- **Description of the task**
Find and copy lines holding "причины".
====
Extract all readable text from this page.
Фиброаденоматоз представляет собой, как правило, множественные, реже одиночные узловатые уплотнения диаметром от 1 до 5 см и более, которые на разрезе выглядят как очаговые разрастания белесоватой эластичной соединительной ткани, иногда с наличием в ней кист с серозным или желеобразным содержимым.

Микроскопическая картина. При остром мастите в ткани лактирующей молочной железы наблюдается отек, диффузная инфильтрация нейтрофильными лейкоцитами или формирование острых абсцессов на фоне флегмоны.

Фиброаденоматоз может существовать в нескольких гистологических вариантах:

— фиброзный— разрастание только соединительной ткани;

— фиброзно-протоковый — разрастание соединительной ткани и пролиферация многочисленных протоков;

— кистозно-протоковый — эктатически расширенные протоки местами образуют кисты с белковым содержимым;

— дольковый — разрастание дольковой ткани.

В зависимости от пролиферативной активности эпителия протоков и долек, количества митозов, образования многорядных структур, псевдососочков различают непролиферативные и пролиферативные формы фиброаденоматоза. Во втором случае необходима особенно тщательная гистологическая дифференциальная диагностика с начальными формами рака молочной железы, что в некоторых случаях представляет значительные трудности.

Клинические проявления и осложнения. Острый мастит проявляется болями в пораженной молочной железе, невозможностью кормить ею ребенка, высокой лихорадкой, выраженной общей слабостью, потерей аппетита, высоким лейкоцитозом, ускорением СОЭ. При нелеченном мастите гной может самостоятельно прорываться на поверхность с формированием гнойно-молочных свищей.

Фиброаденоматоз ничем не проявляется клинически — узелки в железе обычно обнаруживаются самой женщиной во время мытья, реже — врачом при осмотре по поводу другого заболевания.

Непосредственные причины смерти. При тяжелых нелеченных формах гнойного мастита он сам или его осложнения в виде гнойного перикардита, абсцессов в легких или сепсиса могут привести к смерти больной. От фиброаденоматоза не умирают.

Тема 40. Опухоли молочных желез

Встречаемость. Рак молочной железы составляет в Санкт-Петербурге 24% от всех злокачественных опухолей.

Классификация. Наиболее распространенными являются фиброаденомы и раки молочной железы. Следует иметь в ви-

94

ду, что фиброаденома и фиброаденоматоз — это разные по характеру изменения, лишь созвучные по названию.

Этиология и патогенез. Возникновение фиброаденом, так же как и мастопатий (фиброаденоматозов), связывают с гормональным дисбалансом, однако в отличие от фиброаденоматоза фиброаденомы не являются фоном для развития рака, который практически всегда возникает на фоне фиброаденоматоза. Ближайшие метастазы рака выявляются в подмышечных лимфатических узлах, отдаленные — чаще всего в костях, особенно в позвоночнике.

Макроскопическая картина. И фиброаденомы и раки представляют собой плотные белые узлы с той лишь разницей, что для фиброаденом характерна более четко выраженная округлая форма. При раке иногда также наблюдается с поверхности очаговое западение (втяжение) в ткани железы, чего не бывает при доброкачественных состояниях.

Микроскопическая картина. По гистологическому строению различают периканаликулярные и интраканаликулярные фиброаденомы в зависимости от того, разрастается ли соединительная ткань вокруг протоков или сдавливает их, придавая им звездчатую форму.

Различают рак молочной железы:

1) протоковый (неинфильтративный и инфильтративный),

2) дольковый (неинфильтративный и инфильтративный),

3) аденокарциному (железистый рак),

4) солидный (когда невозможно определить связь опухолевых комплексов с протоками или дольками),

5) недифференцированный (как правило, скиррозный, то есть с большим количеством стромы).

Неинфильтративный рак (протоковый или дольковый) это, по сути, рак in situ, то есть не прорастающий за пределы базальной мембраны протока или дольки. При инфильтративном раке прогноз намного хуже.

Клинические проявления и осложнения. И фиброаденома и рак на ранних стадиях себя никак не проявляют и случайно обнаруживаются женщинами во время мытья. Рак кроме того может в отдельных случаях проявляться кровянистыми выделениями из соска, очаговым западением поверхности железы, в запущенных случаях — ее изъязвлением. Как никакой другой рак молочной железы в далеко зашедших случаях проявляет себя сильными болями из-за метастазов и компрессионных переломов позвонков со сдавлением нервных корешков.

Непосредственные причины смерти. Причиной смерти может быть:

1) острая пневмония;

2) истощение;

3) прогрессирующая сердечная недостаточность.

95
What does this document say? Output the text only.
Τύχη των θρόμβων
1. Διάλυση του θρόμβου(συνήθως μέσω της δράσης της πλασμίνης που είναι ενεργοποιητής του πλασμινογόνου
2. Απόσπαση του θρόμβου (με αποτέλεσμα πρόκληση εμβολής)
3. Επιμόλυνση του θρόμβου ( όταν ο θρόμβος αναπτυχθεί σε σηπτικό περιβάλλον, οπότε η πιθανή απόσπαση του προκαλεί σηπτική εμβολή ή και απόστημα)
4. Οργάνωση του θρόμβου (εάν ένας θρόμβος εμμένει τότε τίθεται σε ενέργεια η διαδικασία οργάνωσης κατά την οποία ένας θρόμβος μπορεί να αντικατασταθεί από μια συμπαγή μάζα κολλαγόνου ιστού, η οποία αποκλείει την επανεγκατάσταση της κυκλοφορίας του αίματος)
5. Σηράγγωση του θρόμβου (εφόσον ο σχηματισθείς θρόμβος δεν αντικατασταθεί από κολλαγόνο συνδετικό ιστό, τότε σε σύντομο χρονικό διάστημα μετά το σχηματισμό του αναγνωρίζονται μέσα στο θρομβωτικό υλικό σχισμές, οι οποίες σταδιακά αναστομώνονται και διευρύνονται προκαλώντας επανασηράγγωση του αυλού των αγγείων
====
- **The solution**
Непосредственные причины смерти. При тяжелых нелеченных формах гнойного мастита он сам или его осложнения в виде гнойного перикардита, абсцессов в легких или сепсиса могут привести к смерти больной. От фиброаденоматоза не умирают.
Непосредственные причины смерти. Причиной смерти может быть:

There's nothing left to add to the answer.